Problem details >>
In the records below, list every line that contains the word "attribute".

Listing >>
---+---
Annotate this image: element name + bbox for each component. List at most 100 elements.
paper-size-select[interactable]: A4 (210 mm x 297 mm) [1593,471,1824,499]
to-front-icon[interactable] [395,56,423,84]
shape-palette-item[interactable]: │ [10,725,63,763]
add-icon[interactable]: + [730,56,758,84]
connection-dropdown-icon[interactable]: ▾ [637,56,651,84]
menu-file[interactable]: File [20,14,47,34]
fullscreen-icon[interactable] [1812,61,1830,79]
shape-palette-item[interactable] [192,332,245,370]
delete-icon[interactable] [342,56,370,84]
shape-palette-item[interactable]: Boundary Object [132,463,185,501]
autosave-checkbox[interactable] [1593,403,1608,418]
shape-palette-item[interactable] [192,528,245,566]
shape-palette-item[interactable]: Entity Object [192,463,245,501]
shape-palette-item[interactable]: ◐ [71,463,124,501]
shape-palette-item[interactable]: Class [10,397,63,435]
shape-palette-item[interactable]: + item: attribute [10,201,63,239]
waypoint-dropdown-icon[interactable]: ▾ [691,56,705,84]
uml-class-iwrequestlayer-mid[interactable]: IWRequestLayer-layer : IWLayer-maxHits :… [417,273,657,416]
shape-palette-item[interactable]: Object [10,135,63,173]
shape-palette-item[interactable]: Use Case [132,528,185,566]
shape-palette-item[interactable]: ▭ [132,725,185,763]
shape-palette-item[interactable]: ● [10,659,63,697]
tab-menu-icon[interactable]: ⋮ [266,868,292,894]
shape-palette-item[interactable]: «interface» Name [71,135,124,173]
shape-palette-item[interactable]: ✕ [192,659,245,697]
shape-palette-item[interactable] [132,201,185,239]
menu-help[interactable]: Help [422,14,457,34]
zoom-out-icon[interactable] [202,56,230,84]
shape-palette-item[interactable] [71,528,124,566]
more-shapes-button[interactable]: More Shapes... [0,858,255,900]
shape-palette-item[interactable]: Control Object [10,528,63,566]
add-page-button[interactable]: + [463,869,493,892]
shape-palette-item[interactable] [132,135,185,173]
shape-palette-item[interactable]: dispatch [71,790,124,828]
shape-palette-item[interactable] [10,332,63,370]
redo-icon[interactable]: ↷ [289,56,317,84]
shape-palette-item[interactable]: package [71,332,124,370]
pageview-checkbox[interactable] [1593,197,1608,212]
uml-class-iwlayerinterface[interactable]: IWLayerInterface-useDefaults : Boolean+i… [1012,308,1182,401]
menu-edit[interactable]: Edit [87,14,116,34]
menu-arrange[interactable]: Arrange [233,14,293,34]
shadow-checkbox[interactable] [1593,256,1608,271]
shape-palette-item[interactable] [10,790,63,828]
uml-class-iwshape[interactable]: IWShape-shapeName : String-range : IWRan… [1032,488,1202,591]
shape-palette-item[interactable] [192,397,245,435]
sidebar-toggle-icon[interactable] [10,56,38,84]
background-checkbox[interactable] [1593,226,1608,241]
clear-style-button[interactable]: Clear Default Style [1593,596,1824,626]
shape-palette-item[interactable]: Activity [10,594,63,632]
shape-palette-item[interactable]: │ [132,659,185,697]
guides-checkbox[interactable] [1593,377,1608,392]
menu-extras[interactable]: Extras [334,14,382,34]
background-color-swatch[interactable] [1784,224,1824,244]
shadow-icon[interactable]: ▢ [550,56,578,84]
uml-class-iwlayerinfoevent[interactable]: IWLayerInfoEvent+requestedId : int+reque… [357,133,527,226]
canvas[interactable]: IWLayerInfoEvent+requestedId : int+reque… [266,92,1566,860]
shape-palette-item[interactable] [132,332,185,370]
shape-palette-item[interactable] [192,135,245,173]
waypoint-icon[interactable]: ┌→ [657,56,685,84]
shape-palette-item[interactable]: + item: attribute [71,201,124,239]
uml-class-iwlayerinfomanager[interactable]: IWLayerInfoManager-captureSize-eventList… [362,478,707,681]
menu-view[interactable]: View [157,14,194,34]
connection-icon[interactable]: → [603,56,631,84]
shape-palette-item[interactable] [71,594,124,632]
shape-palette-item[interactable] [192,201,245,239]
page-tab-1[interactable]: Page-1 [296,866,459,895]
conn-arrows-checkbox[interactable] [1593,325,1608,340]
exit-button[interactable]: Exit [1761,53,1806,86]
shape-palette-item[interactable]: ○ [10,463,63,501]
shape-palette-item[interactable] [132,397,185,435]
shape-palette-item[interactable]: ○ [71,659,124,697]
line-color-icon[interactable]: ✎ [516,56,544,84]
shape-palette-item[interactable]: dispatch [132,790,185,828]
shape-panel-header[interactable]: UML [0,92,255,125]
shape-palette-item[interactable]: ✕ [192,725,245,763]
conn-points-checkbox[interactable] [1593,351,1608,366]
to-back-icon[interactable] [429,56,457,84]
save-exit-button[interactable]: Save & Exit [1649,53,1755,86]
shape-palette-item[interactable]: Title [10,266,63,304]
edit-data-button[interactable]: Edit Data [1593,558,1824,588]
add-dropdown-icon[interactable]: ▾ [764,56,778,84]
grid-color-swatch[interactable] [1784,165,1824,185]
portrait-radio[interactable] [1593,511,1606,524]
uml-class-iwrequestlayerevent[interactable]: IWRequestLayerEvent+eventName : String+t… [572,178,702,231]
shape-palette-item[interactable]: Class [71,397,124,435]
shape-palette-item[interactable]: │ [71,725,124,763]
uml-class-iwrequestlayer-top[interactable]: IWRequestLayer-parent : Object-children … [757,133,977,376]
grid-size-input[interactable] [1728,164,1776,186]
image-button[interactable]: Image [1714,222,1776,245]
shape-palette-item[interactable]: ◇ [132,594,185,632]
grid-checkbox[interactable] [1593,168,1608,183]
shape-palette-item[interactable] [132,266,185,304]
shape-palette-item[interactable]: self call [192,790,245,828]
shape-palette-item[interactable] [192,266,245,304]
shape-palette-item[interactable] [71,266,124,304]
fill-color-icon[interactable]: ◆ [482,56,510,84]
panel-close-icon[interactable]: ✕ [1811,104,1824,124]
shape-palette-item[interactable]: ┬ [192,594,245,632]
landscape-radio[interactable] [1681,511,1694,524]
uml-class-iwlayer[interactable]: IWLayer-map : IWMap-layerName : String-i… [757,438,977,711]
---+---
Output of the exercise >>
shape-palette-item[interactable]: + item: attribute [10,201,63,239]
shape-palette-item[interactable]: + item: attribute [71,201,124,239]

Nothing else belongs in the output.